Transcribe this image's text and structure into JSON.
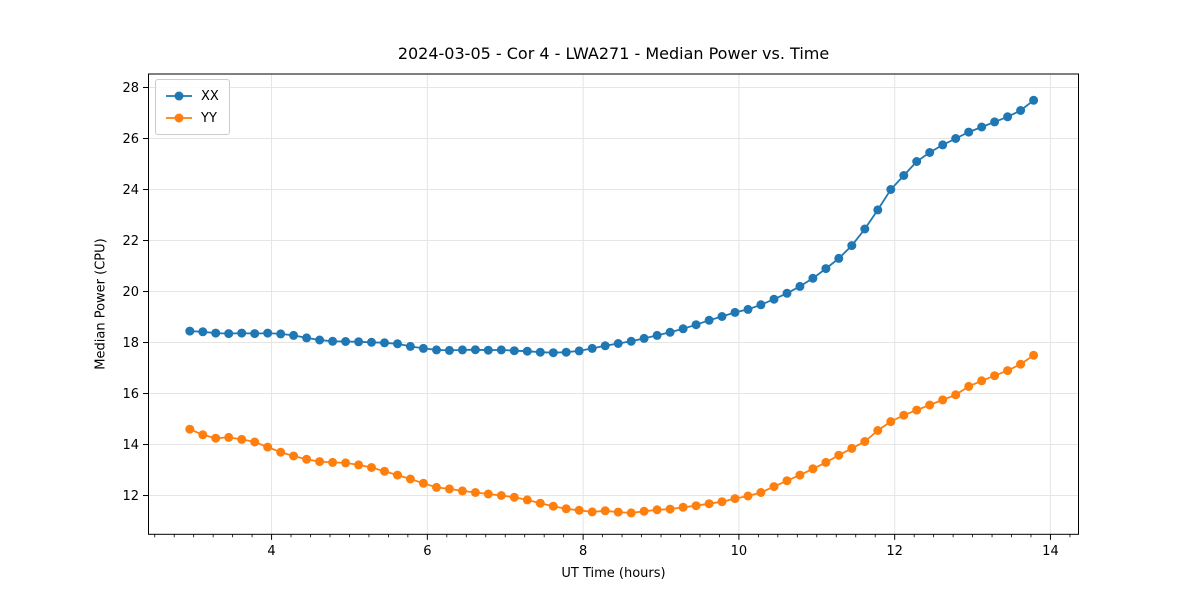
{
  "chart_data": {
    "type": "line",
    "title": "2024-03-05 - Cor 4 - LWA271 - Median Power vs. Time",
    "xlabel": "UT Time (hours)",
    "ylabel": "Median Power (CPU)",
    "xlim": [
      2.42,
      14.36
    ],
    "ylim": [
      10.48,
      28.53
    ],
    "x_ticks": [
      4,
      6,
      8,
      10,
      12,
      14
    ],
    "y_ticks": [
      12,
      14,
      16,
      18,
      20,
      22,
      24,
      26,
      28
    ],
    "x_minor_tick_step": 0.25,
    "grid": true,
    "grid_color": "#e5e5e5",
    "spine_color": "#000000",
    "legend_position": "upper left",
    "x": [
      2.95,
      3.117,
      3.283,
      3.45,
      3.617,
      3.783,
      3.95,
      4.117,
      4.283,
      4.45,
      4.617,
      4.783,
      4.95,
      5.117,
      5.283,
      5.45,
      5.617,
      5.783,
      5.95,
      6.117,
      6.283,
      6.45,
      6.617,
      6.783,
      6.95,
      7.117,
      7.283,
      7.45,
      7.617,
      7.783,
      7.95,
      8.117,
      8.283,
      8.45,
      8.617,
      8.783,
      8.95,
      9.117,
      9.283,
      9.45,
      9.617,
      9.783,
      9.95,
      10.117,
      10.283,
      10.45,
      10.617,
      10.783,
      10.95,
      11.117,
      11.283,
      11.45,
      11.617,
      11.783,
      11.95,
      12.117,
      12.283,
      12.45,
      12.617,
      12.783,
      12.95,
      13.117,
      13.283,
      13.45,
      13.617,
      13.783
    ],
    "series": [
      {
        "name": "XX",
        "color": "#1f77b4",
        "values": [
          18.45,
          18.42,
          18.37,
          18.35,
          18.37,
          18.35,
          18.37,
          18.34,
          18.28,
          18.18,
          18.1,
          18.05,
          18.04,
          18.03,
          18.01,
          17.99,
          17.95,
          17.85,
          17.77,
          17.71,
          17.69,
          17.71,
          17.72,
          17.7,
          17.71,
          17.68,
          17.66,
          17.62,
          17.6,
          17.62,
          17.67,
          17.77,
          17.87,
          17.96,
          18.05,
          18.16,
          18.28,
          18.4,
          18.54,
          18.7,
          18.87,
          19.02,
          19.18,
          19.3,
          19.48,
          19.7,
          19.93,
          20.2,
          20.52,
          20.9,
          21.3,
          21.8,
          22.45,
          23.2,
          24.0,
          24.55,
          25.1,
          25.45,
          25.75,
          26.0,
          26.25,
          26.45,
          26.65,
          26.85,
          27.1,
          27.5
        ]
      },
      {
        "name": "YY",
        "color": "#ff7f0e",
        "values": [
          14.6,
          14.38,
          14.25,
          14.28,
          14.2,
          14.1,
          13.9,
          13.7,
          13.55,
          13.42,
          13.33,
          13.3,
          13.28,
          13.2,
          13.1,
          12.95,
          12.8,
          12.65,
          12.48,
          12.32,
          12.26,
          12.18,
          12.12,
          12.06,
          12.0,
          11.93,
          11.83,
          11.7,
          11.58,
          11.48,
          11.42,
          11.36,
          11.4,
          11.35,
          11.32,
          11.38,
          11.44,
          11.47,
          11.54,
          11.6,
          11.68,
          11.76,
          11.88,
          11.98,
          12.12,
          12.35,
          12.58,
          12.8,
          13.05,
          13.3,
          13.58,
          13.85,
          14.12,
          14.55,
          14.9,
          15.15,
          15.35,
          15.55,
          15.75,
          15.95,
          16.28,
          16.5,
          16.7,
          16.9,
          17.15,
          17.5
        ]
      }
    ]
  },
  "style": {
    "marker_radius": 4.5,
    "line_width": 1.8
  }
}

_What is expected_.
Say how many lines in the records hold the string "Time", and say nothing else.

_Final result_.
2